EXERCISE INSTRUCTIONS –
**a.** Answer these questions from the Tommy Irvin text, marking each answer with the same numeral:
(i) Who preceded Irvin as Georgia Commissioner of Agriculture?
(ii) What did the legislation he sponsored in the General Assembly allow?
(iii) What was named Tommy Irvin Parkway in 1998?
**b.** Reproduce word for word the part of the Tommy Irvin text starting at "Member of the Georgia" and ending at "Lula, Georgia, U.S.".

EXTRACTED TEXT –

%%

Georgia Commissioner of Agriculture
- In office January 13, 1969 – January 10, 2011
- Governor: Lester Maddox Jimmy Carter George Busbee Joe Frank Harris Zell Miller Roy Barnes Sonny Perdue
- Preceded by: Phil Campbell
- Succeeded by: Gary Black

Member of the Habersham County Board of Education
- In office 1956–1958

Member of the Georgia General Assembly
- In office 1958–1966

Executive Secretary to the Governor of Georgia
- In office 1967–1969

Personal details
- Born: Thomas Telford Irvin July 14, 1929 Lula, Georgia, U.S.
- Died: September 14, 2017 (aged 88) Mount Airy, Georgia, U.S.
- Party: Democratic
- Spouse: Bernice Frady
- Children: 5

= Tommy Irvin =

American politician (1929–2017)

Thomas Telford Irvin (July 14, 1929 – September 14, 2017) was an American politician who served as Georgia's Commissioner of Agriculture from 1969 until January 2011. Irvin holds a record as the longest-serving Commissioner of Agriculture in the United States, and the longest-serving statewide official in Georgia. He was also one of the last Democrats to win statewide in Georgia until 2020, when Joe Biden won the presidential election.

==Political career==
Irvin was born on July 14, 1929. A Hall County, Georgia, native, Irvin was elected to his first public office as a member of the Habersham County Board of Education in 1956. A Democrat, Irvin was elected to four terms in the Georgia General Assembly as a Representative from Habersham County, where he served on the House Agriculture, Education, and Appropriations Committees and chaired the House Industrial Relations Committee and the Governor's Conference on Education. During this period he sponsored legislation to allow public funding of school lunch programs. He was the Governor's Floor Leader and later served as Executive Secretary to the Governor.

He was a delegate to the 2000, 2004, and 2008 Democratic National Conventions.

In 2000, Irvin made his first trip to Cuba, representing Georgia agriculture in support of free trade with the country.

He was elected to his 10th and final four-year term in November 2006. Rather than run for another term he retired, citing his age and Parkinson's disease as reasons for the decision.

In 1998, a portion of Georgia Highway 365 was named Tommy Irvin Parkway in his honor.

%%

GIVEN DATA –
%%

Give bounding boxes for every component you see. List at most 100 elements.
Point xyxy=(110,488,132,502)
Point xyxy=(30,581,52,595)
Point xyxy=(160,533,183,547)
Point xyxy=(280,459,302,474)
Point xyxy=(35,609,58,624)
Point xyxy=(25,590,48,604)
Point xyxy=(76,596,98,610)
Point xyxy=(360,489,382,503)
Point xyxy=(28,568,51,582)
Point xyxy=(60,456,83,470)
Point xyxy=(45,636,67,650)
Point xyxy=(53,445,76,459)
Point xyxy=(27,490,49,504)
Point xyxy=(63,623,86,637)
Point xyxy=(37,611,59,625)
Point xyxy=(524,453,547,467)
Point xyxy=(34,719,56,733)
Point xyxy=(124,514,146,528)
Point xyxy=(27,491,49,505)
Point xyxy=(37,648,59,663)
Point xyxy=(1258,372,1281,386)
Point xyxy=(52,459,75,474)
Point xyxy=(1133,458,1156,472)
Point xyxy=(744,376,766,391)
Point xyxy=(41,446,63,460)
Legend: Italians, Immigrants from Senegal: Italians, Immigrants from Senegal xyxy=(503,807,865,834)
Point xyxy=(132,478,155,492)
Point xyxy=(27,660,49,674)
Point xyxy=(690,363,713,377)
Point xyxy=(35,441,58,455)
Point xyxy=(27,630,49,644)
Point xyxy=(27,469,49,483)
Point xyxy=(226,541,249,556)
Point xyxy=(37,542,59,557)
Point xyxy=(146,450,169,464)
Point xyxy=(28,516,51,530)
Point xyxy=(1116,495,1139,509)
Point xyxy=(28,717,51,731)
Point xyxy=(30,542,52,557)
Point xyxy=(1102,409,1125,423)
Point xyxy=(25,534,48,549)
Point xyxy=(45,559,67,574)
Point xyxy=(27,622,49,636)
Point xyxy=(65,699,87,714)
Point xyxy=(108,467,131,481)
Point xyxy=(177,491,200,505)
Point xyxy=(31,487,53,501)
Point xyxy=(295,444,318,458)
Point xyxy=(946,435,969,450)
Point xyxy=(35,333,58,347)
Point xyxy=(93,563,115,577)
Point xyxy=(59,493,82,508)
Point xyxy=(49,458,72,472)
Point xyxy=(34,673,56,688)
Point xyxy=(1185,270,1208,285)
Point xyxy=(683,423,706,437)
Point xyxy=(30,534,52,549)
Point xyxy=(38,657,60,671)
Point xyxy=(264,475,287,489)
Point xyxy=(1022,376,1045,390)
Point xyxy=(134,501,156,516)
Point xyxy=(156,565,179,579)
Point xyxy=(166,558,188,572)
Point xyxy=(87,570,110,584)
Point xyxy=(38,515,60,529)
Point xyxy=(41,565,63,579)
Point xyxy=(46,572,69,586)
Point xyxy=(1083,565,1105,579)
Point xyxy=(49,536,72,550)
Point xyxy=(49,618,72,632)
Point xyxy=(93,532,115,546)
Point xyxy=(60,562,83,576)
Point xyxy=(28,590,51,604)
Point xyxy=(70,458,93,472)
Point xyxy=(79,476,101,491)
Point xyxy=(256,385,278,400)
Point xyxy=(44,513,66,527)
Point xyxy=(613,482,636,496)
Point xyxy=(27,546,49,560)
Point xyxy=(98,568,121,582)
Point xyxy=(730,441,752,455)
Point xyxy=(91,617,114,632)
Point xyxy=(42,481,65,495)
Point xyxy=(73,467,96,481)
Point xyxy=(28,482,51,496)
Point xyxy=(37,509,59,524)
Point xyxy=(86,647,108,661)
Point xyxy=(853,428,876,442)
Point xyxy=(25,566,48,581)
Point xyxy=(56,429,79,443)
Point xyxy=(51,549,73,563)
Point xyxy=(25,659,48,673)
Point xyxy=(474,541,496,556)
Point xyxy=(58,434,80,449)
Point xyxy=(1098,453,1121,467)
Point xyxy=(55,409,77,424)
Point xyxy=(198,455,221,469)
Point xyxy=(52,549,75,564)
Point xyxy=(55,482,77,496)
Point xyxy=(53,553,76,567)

%%

TASK SOLUTIONS –
**a.**
(i) Phil Campbell
(ii) Public funding of school lunch programs
(iii) A portion of Georgia Highway 365

**b.**
Member of the Georgia General Assembly
- In office 1958–1966

Executive Secretary to the Governor of Georgia
- In office 1967–1969

Personal details
- Born: Thomas Telford Irvin July 14, 1929 Lula, Georgia, U.S.